-- Task input --
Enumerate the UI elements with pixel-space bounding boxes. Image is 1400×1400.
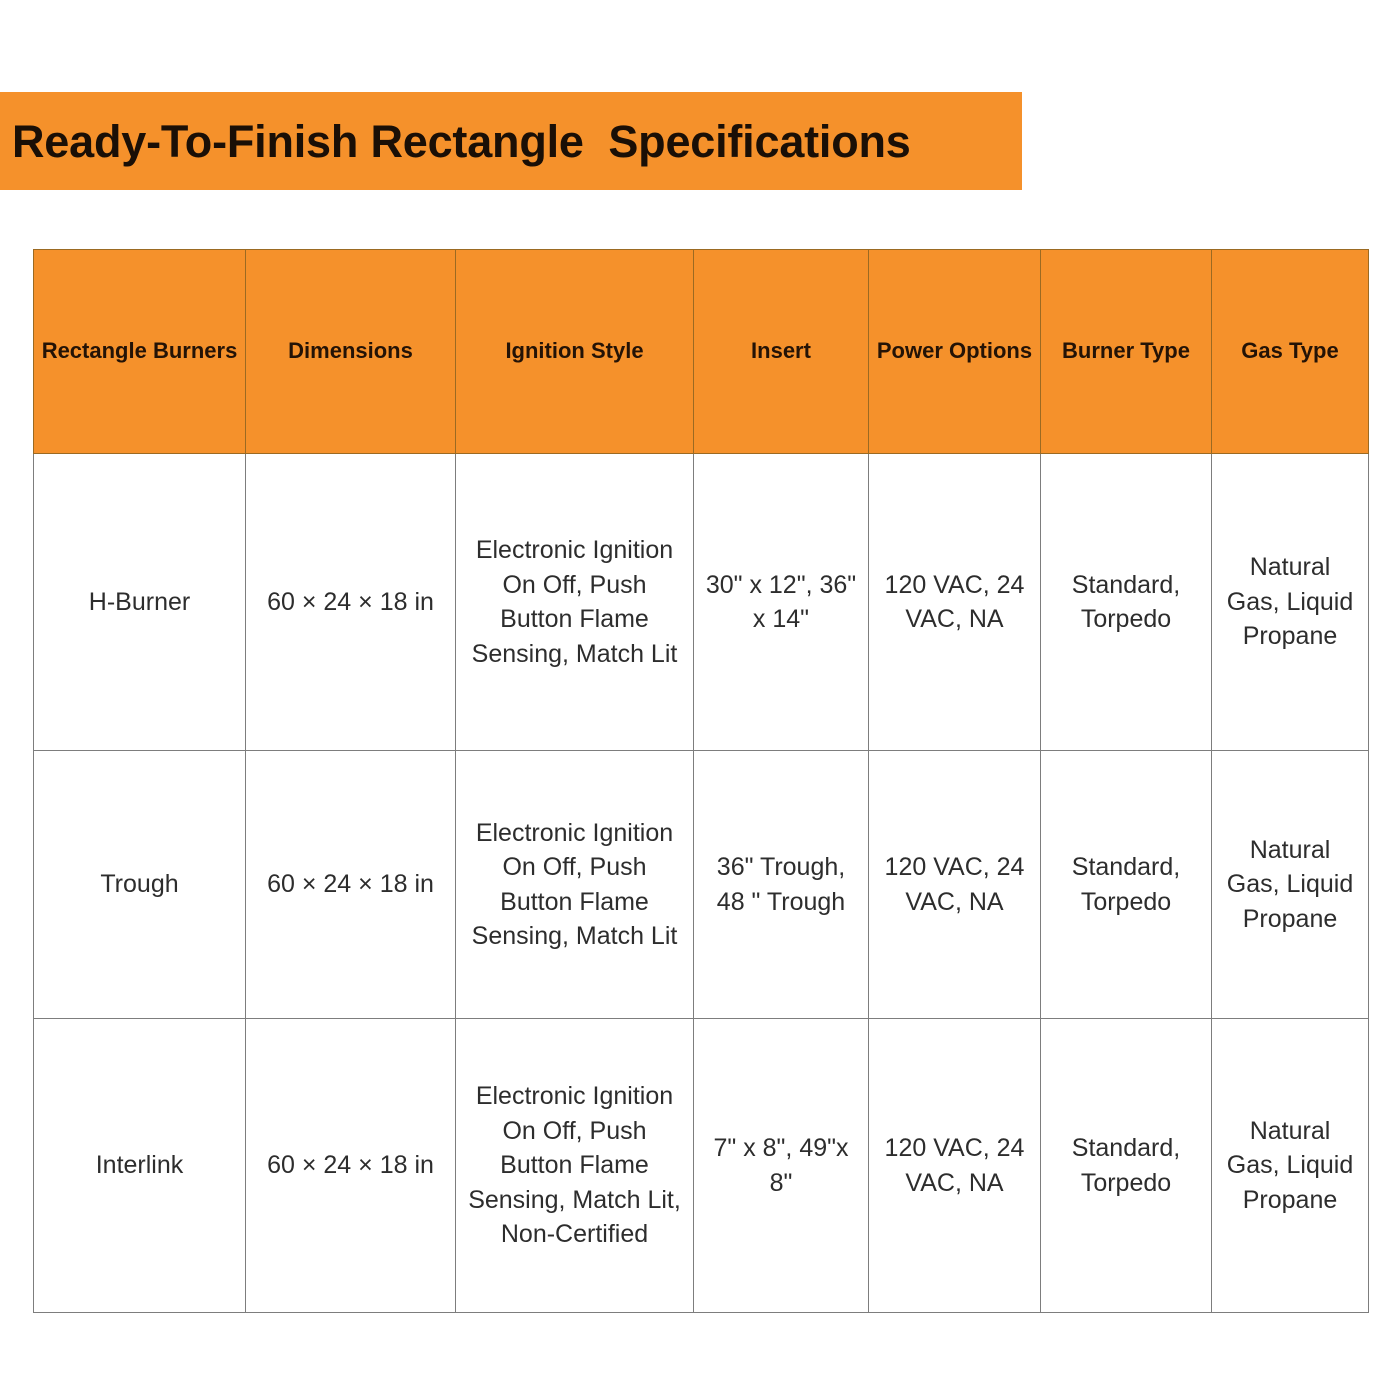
cell-insert: 30" x 12", 36" x 14" <box>694 454 869 751</box>
column-header-burner-type: Burner Type <box>1041 250 1212 454</box>
specifications-table-container: Rectangle Burners Dimensions Ignition St… <box>33 249 1368 1313</box>
cell-dimensions: 60 × 24 × 18 in <box>246 751 456 1019</box>
specifications-table: Rectangle Burners Dimensions Ignition St… <box>33 249 1369 1313</box>
cell-gas-type: Natural Gas, Liquid Propane <box>1212 454 1369 751</box>
cell-dimensions: 60 × 24 × 18 in <box>246 454 456 751</box>
column-header-insert: Insert <box>694 250 869 454</box>
column-header-dimensions: Dimensions <box>246 250 456 454</box>
cell-burner: H-Burner <box>34 454 246 751</box>
cell-burner-type: Standard, Torpedo <box>1041 454 1212 751</box>
table-header: Rectangle Burners Dimensions Ignition St… <box>34 250 1369 454</box>
cell-gas-type: Natural Gas, Liquid Propane <box>1212 751 1369 1019</box>
table-header-row: Rectangle Burners Dimensions Ignition St… <box>34 250 1369 454</box>
cell-ignition-style: Electronic Ignition On Off, Push Button … <box>456 454 694 751</box>
cell-power-options: 120 VAC, 24 VAC, NA <box>869 1019 1041 1313</box>
cell-burner-type: Standard, Torpedo <box>1041 751 1212 1019</box>
cell-dimensions: 60 × 24 × 18 in <box>246 1019 456 1313</box>
cell-insert: 36" Trough, 48 " Trough <box>694 751 869 1019</box>
table-row: Interlink 60 × 24 × 18 in Electronic Ign… <box>34 1019 1369 1313</box>
cell-burner-type: Standard, Torpedo <box>1041 1019 1212 1313</box>
column-header-gas-type: Gas Type <box>1212 250 1369 454</box>
cell-power-options: 120 VAC, 24 VAC, NA <box>869 454 1041 751</box>
column-header-rectangle-burners: Rectangle Burners <box>34 250 246 454</box>
table-row: H-Burner 60 × 24 × 18 in Electronic Igni… <box>34 454 1369 751</box>
cell-insert: 7" x 8", 49"x 8" <box>694 1019 869 1313</box>
cell-ignition-style: Electronic Ignition On Off, Push Button … <box>456 751 694 1019</box>
cell-burner: Interlink <box>34 1019 246 1313</box>
cell-burner: Trough <box>34 751 246 1019</box>
cell-gas-type: Natural Gas, Liquid Propane <box>1212 1019 1369 1313</box>
cell-power-options: 120 VAC, 24 VAC, NA <box>869 751 1041 1019</box>
cell-ignition-style: Electronic Ignition On Off, Push Button … <box>456 1019 694 1313</box>
page-title: Ready-To-Finish Rectangle Specifications <box>12 119 911 164</box>
column-header-power-options: Power Options <box>869 250 1041 454</box>
table-row: Trough 60 × 24 × 18 in Electronic Igniti… <box>34 751 1369 1019</box>
table-body: H-Burner 60 × 24 × 18 in Electronic Igni… <box>34 454 1369 1313</box>
column-header-ignition-style: Ignition Style <box>456 250 694 454</box>
title-banner: Ready-To-Finish Rectangle Specifications <box>0 92 1022 190</box>
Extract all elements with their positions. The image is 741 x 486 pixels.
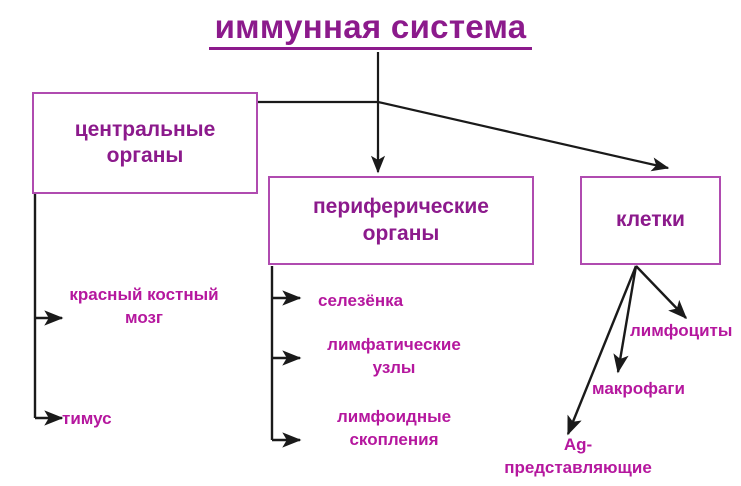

-- Problem --
Reproduce every line of the listing above as a numbered list, omitting blank lines and leaving out the pictures.

-- Written reply --
1. Enumerate the UI elements with pixel-space bounding boxes. Image is 1400×1400.
2. cell-insert: 30" x 12", 36" x 14" <box>694 454 869 751</box>
3. column-header-burner-type: Burner Type <box>1041 250 1212 454</box>
4. specifications-table-container: Rectangle Burners Dimensions Ignition St… <box>33 249 1368 1313</box>
5. cell-dimensions: 60 × 24 × 18 in <box>246 751 456 1019</box>
6. specifications-table: Rectangle Burners Dimensions Ignition St… <box>33 249 1369 1313</box>
7. cell-gas-type: Natural Gas, Liquid Propane <box>1212 454 1369 751</box>
8. cell-dimensions: 60 × 24 × 18 in <box>246 454 456 751</box>
9. column-header-insert: Insert <box>694 250 869 454</box>
10. column-header-dimensions: Dimensions <box>246 250 456 454</box>
11. cell-burner: H-Burner <box>34 454 246 751</box>
12. cell-burner-type: Standard, Torpedo <box>1041 454 1212 751</box>
13. table-header: Rectangle Burners Dimensions Ignition St… <box>34 250 1369 454</box>
14. cell-gas-type: Natural Gas, Liquid Propane <box>1212 751 1369 1019</box>
15. table-header-row: Rectangle Burners Dimensions Ignition St… <box>34 250 1369 454</box>
16. cell-ignition-style: Electronic Ignition On Off, Push Button … <box>456 454 694 751</box>
17. cell-power-options: 120 VAC, 24 VAC, NA <box>869 1019 1041 1313</box>
18. cell-burner-type: Standard, Torpedo <box>1041 751 1212 1019</box>
19. cell-dimensions: 60 × 24 × 18 in <box>246 1019 456 1313</box>
20. cell-insert: 36" Trough, 48 " Trough <box>694 751 869 1019</box>
21. table-row: Interlink 60 × 24 × 18 in Electronic Ign… <box>34 1019 1369 1313</box>
22. cell-burner-type: Standard, Torpedo <box>1041 1019 1212 1313</box>
23. column-header-gas-type: Gas Type <box>1212 250 1369 454</box>
24. cell-power-options: 120 VAC, 24 VAC, NA <box>869 454 1041 751</box>
25. column-header-rectangle-burners: Rectangle Burners <box>34 250 246 454</box>
26. table-row: H-Burner 60 × 24 × 18 in Electronic Igni… <box>34 454 1369 751</box>
27. cell-insert: 7" x 8", 49"x 8" <box>694 1019 869 1313</box>
28. cell-ignition-style: Electronic Ignition On Off, Push Button … <box>456 751 694 1019</box>
29. cell-burner: Interlink <box>34 1019 246 1313</box>
30. cell-burner: Trough <box>34 751 246 1019</box>
31. cell-gas-type: Natural Gas, Liquid Propane <box>1212 1019 1369 1313</box>
32. cell-power-options: 120 VAC, 24 VAC, NA <box>869 751 1041 1019</box>
33. cell-ignition-style: Electronic Ignition On Off, Push Button … <box>456 1019 694 1313</box>
34. page-title: Ready-To-Finish Rectangle Specifications <box>12 119 911 164</box>
35. column-header-power-options: Power Options <box>869 250 1041 454</box>
36. table-row: Trough 60 × 24 × 18 in Electronic Igniti… <box>34 751 1369 1019</box>
37. table-body: H-Burner 60 × 24 × 18 in Electronic Igni… <box>34 454 1369 1313</box>
38. column-header-ignition-style: Ignition Style <box>456 250 694 454</box>
39. title-banner: Ready-To-Finish Rectangle Specifications <box>0 92 1022 190</box>
40. Extract all elements with their positions. The image is 741 x 486 pixels.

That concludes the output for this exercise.